Exercise description: Here are records with pictures in them. Copy all of them exactly and leave the pictures out.

Records to process:
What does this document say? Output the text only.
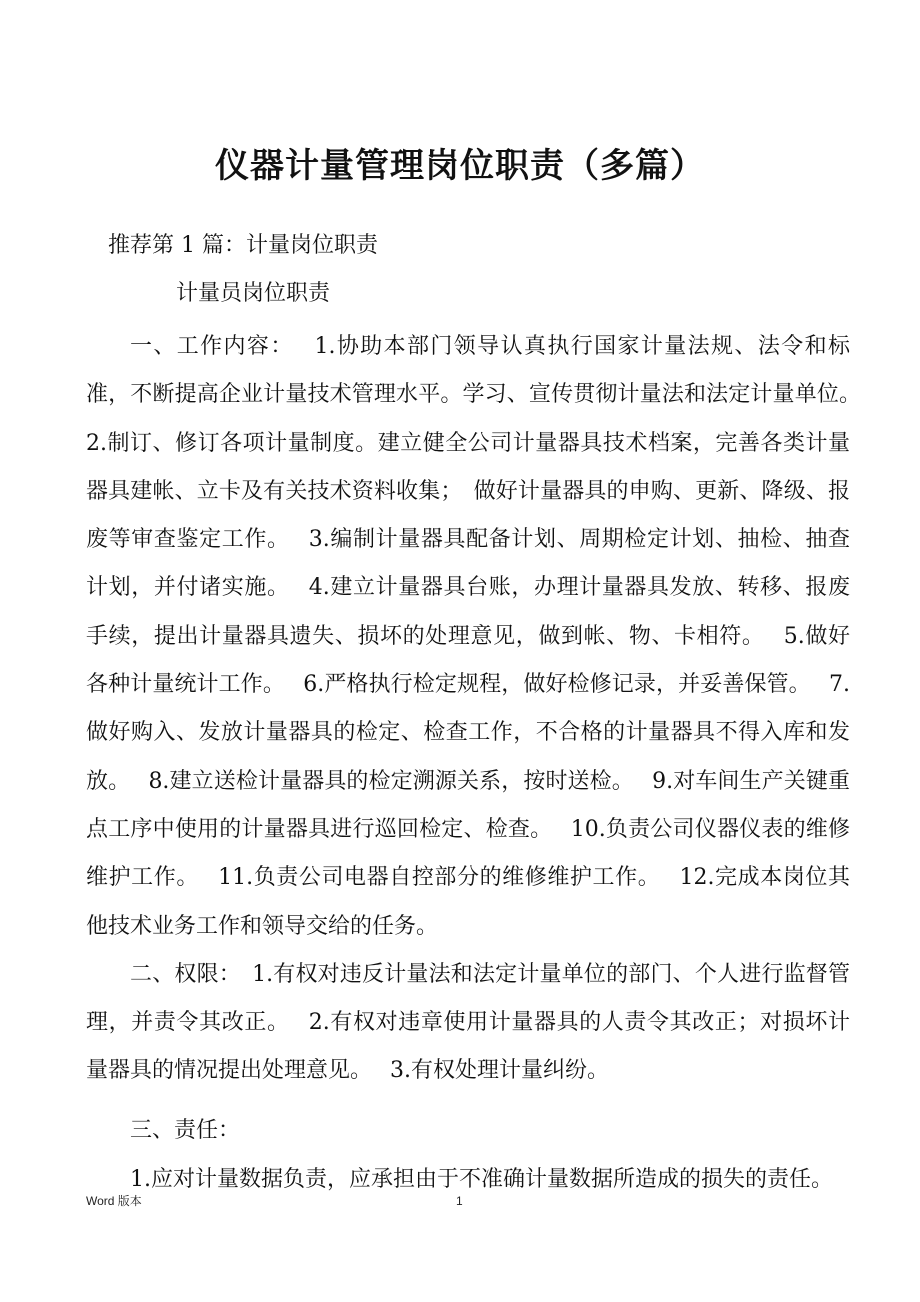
仪器计量管理岗位职责（多篇）
推荐第 1 篇：计量岗位职责
计量员岗位职责

一、工作内容：　 1.协助本部门领导认真执行国家计量法规、法令和标准，不断提高企业计量技术管理水平。学习、宣传贯彻计量法和法定计量单位。　 2.制订、修订各项计量制度。建立健全公司计量器具技术档案，完善各类计量器具建帐、立卡及有关技术资料收集；　做好计量器具的申购、更新、降级、报废等审查鉴定工作。　 3.编制计量器具配备计划、周期检定计划、抽检、抽查计划，并付诸实施。　 4.建立计量器具台账，办理计量器具发放、转移、报废手续，提出计量器具遗失、损坏的处理意见，做到帐、物、卡相符。　 5.做好各种计量统计工作。　 6.严格执行检定规程，做好检修记录，并妥善保管。　 7.做好购入、发放计量器具的检定、检查工作，不合格的计量器具不得入库和发放。　 8.建立送检计量器具的检定溯源关系，按时送检。　 9.对车间生产关键重点工序中使用的计量器具进行巡回检定、检查。　 10.负责公司仪器仪表的维修维护工作。　 11.负责公司电器自控部分的维修维护工作。　 12.完成本岗位其他技术业务工作和领导交给的任务。

二、权限：　1.有权对违反计量法和法定计量单位的部门、个人进行监督管理，并责令其改正。　 2.有权对违章使用计量器具的人责令其改正；对损坏计量器具的情况提出处理意见。　 3.有权处理计量纠纷。

三、责任：

1.应对计量数据负责，应承担由于不准确计量数据所造成的损失的责任。

Word 版本	1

Task answer:
What does this document say? Output the text only.
仪器计量管理岗位职责（多篇）
推荐第 1 篇：计量岗位职责
计量员岗位职责

一、工作内容：　 1.协助本部门领导认真执行国家计量法规、法令和标准，不断提高企业计量技术管理水平。学习、宣传贯彻计量法和法定计量单位。　 2.制订、修订各项计量制度。建立健全公司计量器具技术档案，完善各类计量器具建帐、立卡及有关技术资料收集；　做好计量器具的申购、更新、降级、报废等审查鉴定工作。　 3.编制计量器具配备计划、周期检定计划、抽检、抽查计划，并付诸实施。　 4.建立计量器具台账，办理计量器具发放、转移、报废手续，提出计量器具遗失、损坏的处理意见，做到帐、物、卡相符。　 5.做好各种计量统计工作。　 6.严格执行检定规程，做好检修记录，并妥善保管。　 7.做好购入、发放计量器具的检定、检查工作，不合格的计量器具不得入库和发放。　 8.建立送检计量器具的检定溯源关系，按时送检。　 9.对车间生产关键重点工序中使用的计量器具进行巡回检定、检查。　 10.负责公司仪器仪表的维修维护工作。　 11.负责公司电器自控部分的维修维护工作。　 12.完成本岗位其他技术业务工作和领导交给的任务。

二、权限：　1.有权对违反计量法和法定计量单位的部门、个人进行监督管理，并责令其改正。　 2.有权对违章使用计量器具的人责令其改正；对损坏计量器具的情况提出处理意见。　 3.有权处理计量纠纷。

三、责任：

1.应对计量数据负责，应承担由于不准确计量数据所造成的损失的责任。

Word 版本	1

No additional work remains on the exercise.